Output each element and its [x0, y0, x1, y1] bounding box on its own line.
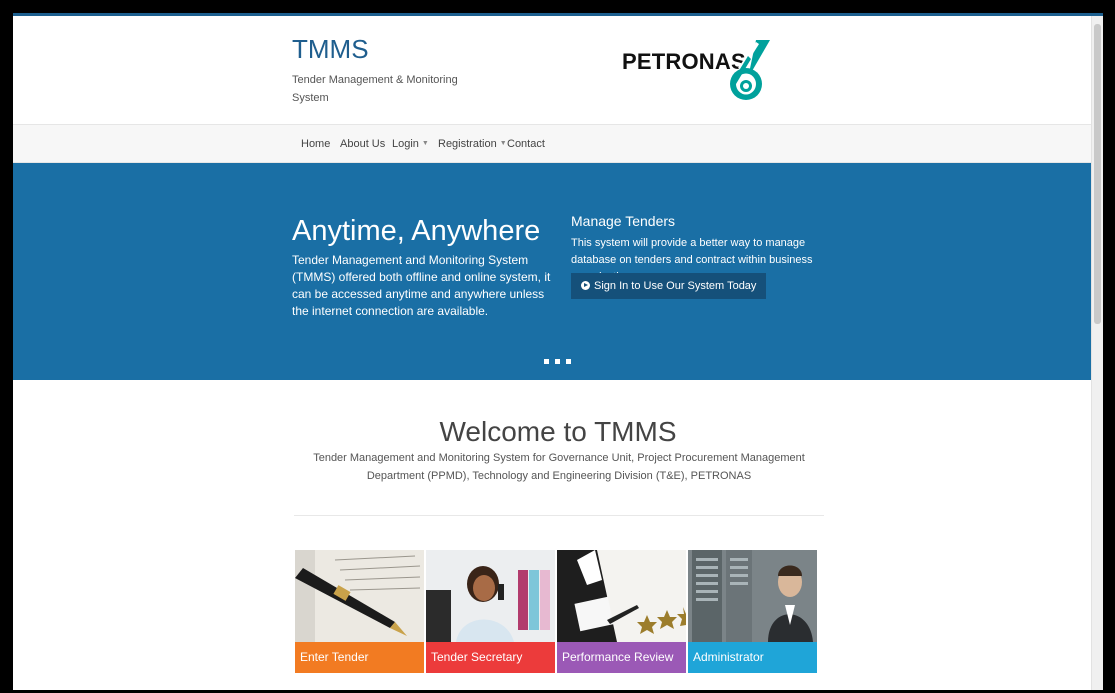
card-label: Administrator	[688, 642, 817, 673]
card-label: Performance Review	[557, 642, 686, 673]
nav-registration-label: Registration	[438, 138, 497, 150]
nav-about-us[interactable]: About Us	[340, 138, 385, 150]
nav-registration[interactable]: Registration ▼	[438, 138, 507, 150]
site-title[interactable]: TMMS	[292, 34, 369, 65]
card-tender-secretary[interactable]: Tender Secretary	[426, 550, 555, 673]
server-room-image	[688, 550, 817, 642]
card-enter-tender[interactable]: Enter Tender	[295, 550, 424, 673]
petronas-logo: PETRONAS	[622, 38, 772, 103]
chevron-down-icon: ▼	[499, 140, 507, 147]
performance-review-image	[557, 550, 686, 642]
scrollbar-thumb[interactable]	[1094, 24, 1101, 324]
card-label: Enter Tender	[295, 642, 424, 673]
secretary-image	[426, 550, 555, 642]
nav-home[interactable]: Home	[301, 138, 330, 150]
card-administrator[interactable]: Administrator	[688, 550, 817, 673]
petronas-towers-icon	[730, 40, 770, 100]
carousel-dot-2[interactable]	[555, 359, 560, 364]
card-label: Tender Secretary	[426, 642, 555, 673]
pen-document-image	[295, 550, 424, 642]
site-header: TMMS Tender Management & Monitoring Syst…	[13, 16, 1092, 124]
hero-text: Tender Management and Monitoring System …	[292, 253, 551, 318]
nav-login[interactable]: Login ▼	[392, 138, 429, 150]
carousel-indicators	[544, 351, 577, 369]
carousel-dot-3[interactable]	[566, 359, 571, 364]
browser-viewport: TMMS Tender Management & Monitoring Syst…	[13, 13, 1103, 690]
section-divider	[294, 515, 824, 516]
hero-title: Anytime, Anywhere	[292, 215, 541, 247]
sign-in-button-label: Sign In to Use Our System Today	[594, 280, 757, 292]
carousel-dot-1[interactable]	[544, 359, 549, 364]
welcome-text: Tender Management and Monitoring System …	[313, 452, 805, 482]
nav-login-label: Login	[392, 138, 419, 150]
chevron-down-icon: ▼	[421, 140, 429, 147]
sign-in-button[interactable]: Sign In to Use Our System Today	[571, 273, 767, 299]
nav-contact[interactable]: Contact	[507, 138, 545, 150]
manage-tenders-title: Manage Tenders	[571, 213, 676, 229]
vertical-scrollbar[interactable]	[1091, 16, 1103, 690]
site-subtitle: Tender Management & Monitoring System	[292, 74, 458, 104]
arrow-circle-icon	[581, 281, 590, 290]
hero-carousel: Anytime, Anywhere Tender Management and …	[13, 163, 1092, 380]
main-navbar: Home About Us Login ▼ Registration ▼ Conta…	[13, 124, 1092, 163]
welcome-title: Welcome to TMMS	[439, 416, 677, 447]
card-performance-review[interactable]: Performance Review	[557, 550, 686, 673]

.....

WHAT TO WORK ON.
Turn every line of the entries above into a Markdown table with the columns Row and Line, numbering each row and skipping blank lines. Leave the pictures out.

THE REPLY.
| Row | Line |
|---|---|
| 1 | Output each element and its [x0, y0, x1, y1] bounding box on its own line. |
| 2 | card-label: Administrator	[688, 642, 817, 673] |
| 3 | card-label: Performance Review	[557, 642, 686, 673] |
| 4 | nav-registration-label: Registration	[438, 138, 497, 150] |
| 5 | nav-about-us[interactable]: About Us	[340, 138, 385, 150] |
| 6 | nav-registration[interactable]: Registration ▼	[438, 138, 507, 150] |
| 7 | site-title[interactable]: TMMS	[292, 34, 369, 65] |
| 8 | card-tender-secretary[interactable]: Tender Secretary	[426, 550, 555, 673] |
| 9 | server-room-image	[688, 550, 817, 642] |
| 10 | card-enter-tender[interactable]: Enter Tender	[295, 550, 424, 673] |
| 11 | petronas-logo: PETRONAS	[622, 38, 772, 103] |
| 12 | chevron-down-icon: ▼	[499, 140, 507, 147] |
| 13 | performance-review-image	[557, 550, 686, 642] |
| 14 | scrollbar-thumb[interactable]	[1094, 24, 1101, 324] |
| 15 | card-label: Enter Tender	[295, 642, 424, 673] |
| 16 | secretary-image	[426, 550, 555, 642] |
| 17 | nav-home[interactable]: Home	[301, 138, 330, 150] |
| 18 | card-administrator[interactable]: Administrator	[688, 550, 817, 673] |
| 19 | petronas-towers-icon	[730, 40, 770, 100] |
| 20 | carousel-dot-2[interactable]	[555, 359, 560, 364] |
| 21 | card-label: Tender Secretary	[426, 642, 555, 673] |
| 22 | pen-document-image	[295, 550, 424, 642] |
| 23 | site-header: TMMS Tender Management & Monitoring Syst…	[13, 16, 1092, 124] |
| 24 | hero-text: Tender Management and Monitoring System …	[292, 253, 551, 318] |
| 25 | nav-login[interactable]: Login ▼	[392, 138, 429, 150] |
| 26 | carousel-indicators	[544, 351, 577, 369] |
| 27 | carousel-dot-3[interactable]	[566, 359, 571, 364] |
| 28 | browser-viewport: TMMS Tender Management & Monitoring Syst…	[13, 13, 1103, 690] |
| 29 | section-divider	[294, 515, 824, 516] |
| 30 | hero-title: Anytime, Anywhere	[292, 215, 541, 247] |
| 31 | sign-in-button-label: Sign In to Use Our System Today	[594, 280, 757, 292] |
| 32 | carousel-dot-1[interactable]	[544, 359, 549, 364] |
| 33 | welcome-text: Tender Management and Monitoring System …	[313, 452, 805, 482] |
| 34 | nav-login-label: Login	[392, 138, 419, 150] |
| 35 | chevron-down-icon: ▼	[421, 140, 429, 147] |
| 36 | sign-in-button[interactable]: Sign In to Use Our System Today	[571, 273, 767, 299] |
| 37 | nav-contact[interactable]: Contact	[507, 138, 545, 150] |
| 38 | manage-tenders-title: Manage Tenders	[571, 213, 676, 229] |
| 39 | vertical-scrollbar[interactable]	[1091, 16, 1103, 690] |
| 40 | site-subtitle: Tender Management & Monitoring System	[292, 74, 458, 104] |
| 41 | arrow-circle-icon	[581, 281, 590, 290] |
| 42 | hero-carousel: Anytime, Anywhere Tender Management and …	[13, 163, 1092, 380] |
| 43 | main-navbar: Home About Us Login ▼ Registration ▼ Conta…	[13, 124, 1092, 163] |
| 44 | welcome-title: Welcome to TMMS	[439, 416, 677, 447] |
| 45 | card-performance-review[interactable]: Performance Review	[557, 550, 686, 673] |